Dataset records
┄┄┄┄┄┄┄┄┄┄
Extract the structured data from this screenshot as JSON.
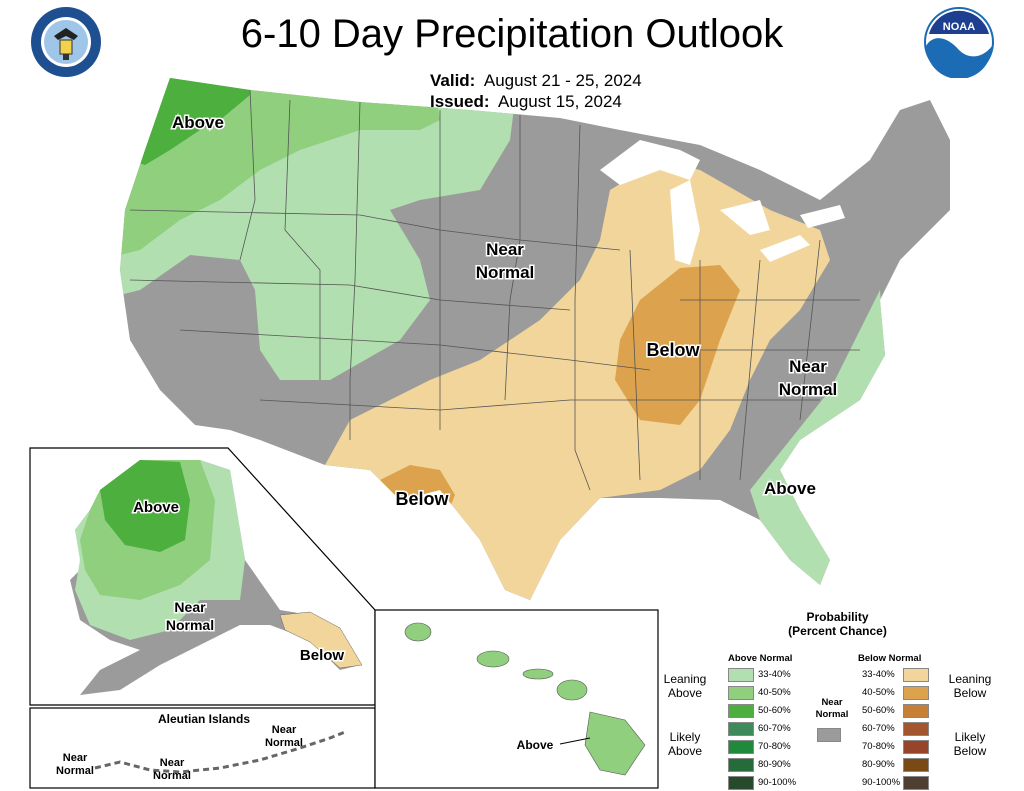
{
  "header": {
    "title": "6-10 Day Precipitation Outlook",
    "valid_label": "Valid:",
    "valid_value": "August 21 - 25, 2024",
    "issued_label": "Issued:",
    "issued_value": "August 15, 2024",
    "left_logo": "department-of-commerce-seal",
    "right_logo": "noaa-logo",
    "noaa_text": "NOAA"
  },
  "map": {
    "conus_labels": [
      "Above",
      "Near",
      "Normal",
      "Below",
      "Near",
      "Normal",
      "Below",
      "Above"
    ],
    "alaska_labels": [
      "Above",
      "Near",
      "Normal",
      "Below"
    ],
    "aleutian_title": "Aleutian Islands",
    "aleutian_labels": [
      "Near",
      "Normal",
      "Near",
      "Normal",
      "Near",
      "Normal"
    ],
    "hawaii_label": "Above"
  },
  "colors": {
    "near_normal": "#9b9b9b",
    "above_33_40": "#b2dfaf",
    "above_40_50": "#8fcf7e",
    "above_50_60": "#4caf3e",
    "below_33_40": "#f2d59a",
    "below_40_50": "#dca24d",
    "below_50_60": "#c77f35"
  },
  "legend": {
    "title_line1": "Probability",
    "title_line2": "(Percent Chance)",
    "above_header": "Above Normal",
    "below_header": "Below Normal",
    "near_label_1": "Near",
    "near_label_2": "Normal",
    "leaning_above_1": "Leaning",
    "leaning_above_2": "Above",
    "likely_above_1": "Likely",
    "likely_above_2": "Above",
    "leaning_below_1": "Leaning",
    "leaning_below_2": "Below",
    "likely_below_1": "Likely",
    "likely_below_2": "Below",
    "above_rows": [
      {
        "label": "33-40%",
        "color": "#b2dfaf"
      },
      {
        "label": "40-50%",
        "color": "#8fcf7e"
      },
      {
        "label": "50-60%",
        "color": "#4caf3e"
      },
      {
        "label": "60-70%",
        "color": "#3d8a5a"
      },
      {
        "label": "70-80%",
        "color": "#1f8a3c"
      },
      {
        "label": "80-90%",
        "color": "#266b3a"
      },
      {
        "label": "90-100%",
        "color": "#274a2d"
      }
    ],
    "below_rows": [
      {
        "label": "33-40%",
        "color": "#f2d59a"
      },
      {
        "label": "40-50%",
        "color": "#dca24d"
      },
      {
        "label": "50-60%",
        "color": "#c77f35"
      },
      {
        "label": "60-70%",
        "color": "#a3552d"
      },
      {
        "label": "70-80%",
        "color": "#96442a"
      },
      {
        "label": "80-90%",
        "color": "#7a4a16"
      },
      {
        "label": "90-100%",
        "color": "#4f3f31"
      }
    ]
  }
}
┄┄┄┄┄┄┄┄┄┄
Work instructions —
Output an exact copy of the material, with the pictures removed.

Reply —
Extract the structured data from this screenshot as JSON.
{
  "header": {
    "title": "6-10 Day Precipitation Outlook",
    "valid_label": "Valid:",
    "valid_value": "August 21 - 25, 2024",
    "issued_label": "Issued:",
    "issued_value": "August 15, 2024",
    "left_logo": "department-of-commerce-seal",
    "right_logo": "noaa-logo",
    "noaa_text": "NOAA"
  },
  "map": {
    "conus_labels": [
      "Above",
      "Near",
      "Normal",
      "Below",
      "Near",
      "Normal",
      "Below",
      "Above"
    ],
    "alaska_labels": [
      "Above",
      "Near",
      "Normal",
      "Below"
    ],
    "aleutian_title": "Aleutian Islands",
    "aleutian_labels": [
      "Near",
      "Normal",
      "Near",
      "Normal",
      "Near",
      "Normal"
    ],
    "hawaii_label": "Above"
  },
  "colors": {
    "near_normal": "#9b9b9b",
    "above_33_40": "#b2dfaf",
    "above_40_50": "#8fcf7e",
    "above_50_60": "#4caf3e",
    "below_33_40": "#f2d59a",
    "below_40_50": "#dca24d",
    "below_50_60": "#c77f35"
  },
  "legend": {
    "title_line1": "Probability",
    "title_line2": "(Percent Chance)",
    "above_header": "Above Normal",
    "below_header": "Below Normal",
    "near_label_1": "Near",
    "near_label_2": "Normal",
    "leaning_above_1": "Leaning",
    "leaning_above_2": "Above",
    "likely_above_1": "Likely",
    "likely_above_2": "Above",
    "leaning_below_1": "Leaning",
    "leaning_below_2": "Below",
    "likely_below_1": "Likely",
    "likely_below_2": "Below",
    "above_rows": [
      {
        "label": "33-40%",
        "color": "#b2dfaf"
      },
      {
        "label": "40-50%",
        "color": "#8fcf7e"
      },
      {
        "label": "50-60%",
        "color": "#4caf3e"
      },
      {
        "label": "60-70%",
        "color": "#3d8a5a"
      },
      {
        "label": "70-80%",
        "color": "#1f8a3c"
      },
      {
        "label": "80-90%",
        "color": "#266b3a"
      },
      {
        "label": "90-100%",
        "color": "#274a2d"
      }
    ],
    "below_rows": [
      {
        "label": "33-40%",
        "color": "#f2d59a"
      },
      {
        "label": "40-50%",
        "color": "#dca24d"
      },
      {
        "label": "50-60%",
        "color": "#c77f35"
      },
      {
        "label": "60-70%",
        "color": "#a3552d"
      },
      {
        "label": "70-80%",
        "color": "#96442a"
      },
      {
        "label": "80-90%",
        "color": "#7a4a16"
      },
      {
        "label": "90-100%",
        "color": "#4f3f31"
      }
    ]
  }
}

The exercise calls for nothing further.